The exercise: Find the string "publicaciones" and gather every line that holds it.

========================

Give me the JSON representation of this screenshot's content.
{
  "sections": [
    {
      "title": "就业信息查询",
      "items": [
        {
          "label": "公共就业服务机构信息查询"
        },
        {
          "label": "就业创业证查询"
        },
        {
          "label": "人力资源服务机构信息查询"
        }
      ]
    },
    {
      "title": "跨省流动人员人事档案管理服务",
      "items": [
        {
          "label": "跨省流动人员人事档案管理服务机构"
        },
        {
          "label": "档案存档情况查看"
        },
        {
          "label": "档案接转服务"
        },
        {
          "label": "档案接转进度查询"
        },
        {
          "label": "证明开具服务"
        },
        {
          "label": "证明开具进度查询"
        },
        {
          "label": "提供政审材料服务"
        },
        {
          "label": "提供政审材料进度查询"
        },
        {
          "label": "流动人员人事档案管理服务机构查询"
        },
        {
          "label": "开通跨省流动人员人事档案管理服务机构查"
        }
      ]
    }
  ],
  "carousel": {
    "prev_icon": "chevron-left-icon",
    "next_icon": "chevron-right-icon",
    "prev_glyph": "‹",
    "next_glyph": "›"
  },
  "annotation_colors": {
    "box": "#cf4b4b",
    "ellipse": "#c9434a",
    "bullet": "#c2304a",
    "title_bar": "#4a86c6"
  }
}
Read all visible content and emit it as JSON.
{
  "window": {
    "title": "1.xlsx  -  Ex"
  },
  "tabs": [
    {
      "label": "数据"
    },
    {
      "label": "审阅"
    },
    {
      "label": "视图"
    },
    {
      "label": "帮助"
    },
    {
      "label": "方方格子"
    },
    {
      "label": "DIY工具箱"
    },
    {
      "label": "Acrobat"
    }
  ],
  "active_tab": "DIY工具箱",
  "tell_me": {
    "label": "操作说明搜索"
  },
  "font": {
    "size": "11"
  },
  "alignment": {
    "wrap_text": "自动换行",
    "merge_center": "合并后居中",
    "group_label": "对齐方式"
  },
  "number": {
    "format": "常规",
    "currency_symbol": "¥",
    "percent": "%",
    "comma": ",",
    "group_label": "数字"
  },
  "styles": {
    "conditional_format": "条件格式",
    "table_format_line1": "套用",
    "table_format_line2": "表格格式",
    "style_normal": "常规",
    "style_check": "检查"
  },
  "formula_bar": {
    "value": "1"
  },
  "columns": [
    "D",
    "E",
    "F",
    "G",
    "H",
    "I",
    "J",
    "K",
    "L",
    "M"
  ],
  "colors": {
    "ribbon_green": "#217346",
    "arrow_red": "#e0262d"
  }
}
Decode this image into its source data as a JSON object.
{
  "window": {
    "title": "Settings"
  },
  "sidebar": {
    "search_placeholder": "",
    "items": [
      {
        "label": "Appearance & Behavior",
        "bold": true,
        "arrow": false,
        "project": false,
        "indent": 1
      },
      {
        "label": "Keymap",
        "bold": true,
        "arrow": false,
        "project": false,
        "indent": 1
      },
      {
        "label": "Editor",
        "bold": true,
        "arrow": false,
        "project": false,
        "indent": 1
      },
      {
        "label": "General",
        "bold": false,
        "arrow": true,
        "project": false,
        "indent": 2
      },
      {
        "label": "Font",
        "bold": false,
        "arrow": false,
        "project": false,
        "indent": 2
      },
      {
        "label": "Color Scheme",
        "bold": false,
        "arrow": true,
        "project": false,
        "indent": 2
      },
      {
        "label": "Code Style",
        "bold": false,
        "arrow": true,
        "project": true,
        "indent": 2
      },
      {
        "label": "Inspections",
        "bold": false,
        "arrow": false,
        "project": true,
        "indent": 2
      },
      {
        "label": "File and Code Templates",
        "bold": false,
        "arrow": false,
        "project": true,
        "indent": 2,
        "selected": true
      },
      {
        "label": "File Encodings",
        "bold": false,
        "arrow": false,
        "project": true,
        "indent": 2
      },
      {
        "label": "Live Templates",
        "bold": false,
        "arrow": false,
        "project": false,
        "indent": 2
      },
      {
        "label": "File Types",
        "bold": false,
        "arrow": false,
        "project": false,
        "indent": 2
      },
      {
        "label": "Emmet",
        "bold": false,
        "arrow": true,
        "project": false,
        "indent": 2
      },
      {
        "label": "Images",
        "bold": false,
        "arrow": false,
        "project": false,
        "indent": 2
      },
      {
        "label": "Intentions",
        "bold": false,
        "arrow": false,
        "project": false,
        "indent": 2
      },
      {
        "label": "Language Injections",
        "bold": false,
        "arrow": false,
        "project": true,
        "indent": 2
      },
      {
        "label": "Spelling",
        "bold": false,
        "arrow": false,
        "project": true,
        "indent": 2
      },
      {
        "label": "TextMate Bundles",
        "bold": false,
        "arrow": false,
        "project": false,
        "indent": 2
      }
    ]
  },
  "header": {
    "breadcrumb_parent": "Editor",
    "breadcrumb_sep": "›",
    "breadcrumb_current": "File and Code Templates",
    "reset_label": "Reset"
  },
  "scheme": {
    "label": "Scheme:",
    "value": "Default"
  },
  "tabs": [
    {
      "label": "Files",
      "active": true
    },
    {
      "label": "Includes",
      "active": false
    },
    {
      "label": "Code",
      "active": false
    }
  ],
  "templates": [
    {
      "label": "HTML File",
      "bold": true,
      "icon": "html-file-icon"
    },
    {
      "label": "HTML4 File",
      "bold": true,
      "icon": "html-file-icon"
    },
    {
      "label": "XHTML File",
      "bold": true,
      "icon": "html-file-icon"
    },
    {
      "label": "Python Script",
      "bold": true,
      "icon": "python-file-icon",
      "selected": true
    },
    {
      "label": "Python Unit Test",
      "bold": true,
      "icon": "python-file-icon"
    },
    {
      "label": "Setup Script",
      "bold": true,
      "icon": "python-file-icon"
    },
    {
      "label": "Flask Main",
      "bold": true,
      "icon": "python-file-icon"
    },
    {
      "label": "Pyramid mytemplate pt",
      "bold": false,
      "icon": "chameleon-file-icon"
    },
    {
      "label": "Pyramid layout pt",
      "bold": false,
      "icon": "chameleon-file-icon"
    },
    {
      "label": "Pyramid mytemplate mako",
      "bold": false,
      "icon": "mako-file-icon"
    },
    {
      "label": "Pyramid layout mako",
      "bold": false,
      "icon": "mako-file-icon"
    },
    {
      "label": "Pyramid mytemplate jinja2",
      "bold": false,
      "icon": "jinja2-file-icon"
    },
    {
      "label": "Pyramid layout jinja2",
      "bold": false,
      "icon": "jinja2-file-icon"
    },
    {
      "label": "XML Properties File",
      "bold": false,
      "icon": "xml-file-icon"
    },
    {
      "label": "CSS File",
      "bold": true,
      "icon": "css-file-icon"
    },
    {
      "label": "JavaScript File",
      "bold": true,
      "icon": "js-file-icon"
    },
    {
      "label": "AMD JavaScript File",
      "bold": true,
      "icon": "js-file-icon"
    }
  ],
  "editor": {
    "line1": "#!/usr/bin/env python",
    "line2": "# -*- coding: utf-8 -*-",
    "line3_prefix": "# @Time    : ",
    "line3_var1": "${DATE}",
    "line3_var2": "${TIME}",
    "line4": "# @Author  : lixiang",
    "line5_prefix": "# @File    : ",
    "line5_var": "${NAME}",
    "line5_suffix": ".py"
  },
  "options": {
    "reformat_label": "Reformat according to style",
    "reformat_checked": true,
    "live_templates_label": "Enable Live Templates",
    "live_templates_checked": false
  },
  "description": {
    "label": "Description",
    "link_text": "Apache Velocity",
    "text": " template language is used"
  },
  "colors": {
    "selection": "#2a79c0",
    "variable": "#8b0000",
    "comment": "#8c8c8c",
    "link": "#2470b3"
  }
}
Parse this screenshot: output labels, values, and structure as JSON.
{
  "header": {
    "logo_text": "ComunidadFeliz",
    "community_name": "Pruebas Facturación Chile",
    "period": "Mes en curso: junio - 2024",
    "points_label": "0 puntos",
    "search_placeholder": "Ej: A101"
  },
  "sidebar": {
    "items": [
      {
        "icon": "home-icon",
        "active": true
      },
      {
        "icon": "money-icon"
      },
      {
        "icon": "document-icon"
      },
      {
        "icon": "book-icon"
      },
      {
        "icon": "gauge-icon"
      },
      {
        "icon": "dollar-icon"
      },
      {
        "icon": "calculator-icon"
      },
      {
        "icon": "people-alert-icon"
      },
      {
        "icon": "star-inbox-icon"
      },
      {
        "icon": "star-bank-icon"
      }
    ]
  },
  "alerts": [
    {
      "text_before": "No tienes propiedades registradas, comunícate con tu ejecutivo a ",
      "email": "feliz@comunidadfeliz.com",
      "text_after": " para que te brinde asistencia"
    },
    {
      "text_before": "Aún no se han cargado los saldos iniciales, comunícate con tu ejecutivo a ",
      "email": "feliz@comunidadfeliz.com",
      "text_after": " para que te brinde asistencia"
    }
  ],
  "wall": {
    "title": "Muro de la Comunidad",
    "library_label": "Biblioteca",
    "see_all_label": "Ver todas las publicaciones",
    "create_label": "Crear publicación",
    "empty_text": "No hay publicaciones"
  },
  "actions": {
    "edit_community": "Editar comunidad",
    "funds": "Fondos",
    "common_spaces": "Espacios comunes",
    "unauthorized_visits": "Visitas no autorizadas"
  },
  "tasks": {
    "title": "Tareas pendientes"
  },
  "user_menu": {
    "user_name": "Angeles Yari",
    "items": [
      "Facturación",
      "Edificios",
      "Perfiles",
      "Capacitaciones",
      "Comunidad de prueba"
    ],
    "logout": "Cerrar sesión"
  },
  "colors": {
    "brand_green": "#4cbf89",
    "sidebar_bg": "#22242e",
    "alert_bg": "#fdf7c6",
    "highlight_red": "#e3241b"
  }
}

========================

Response for this exercise:
    "see_all_label": "Ver todas las publicaciones",
    "empty_text": "No hay publicaciones"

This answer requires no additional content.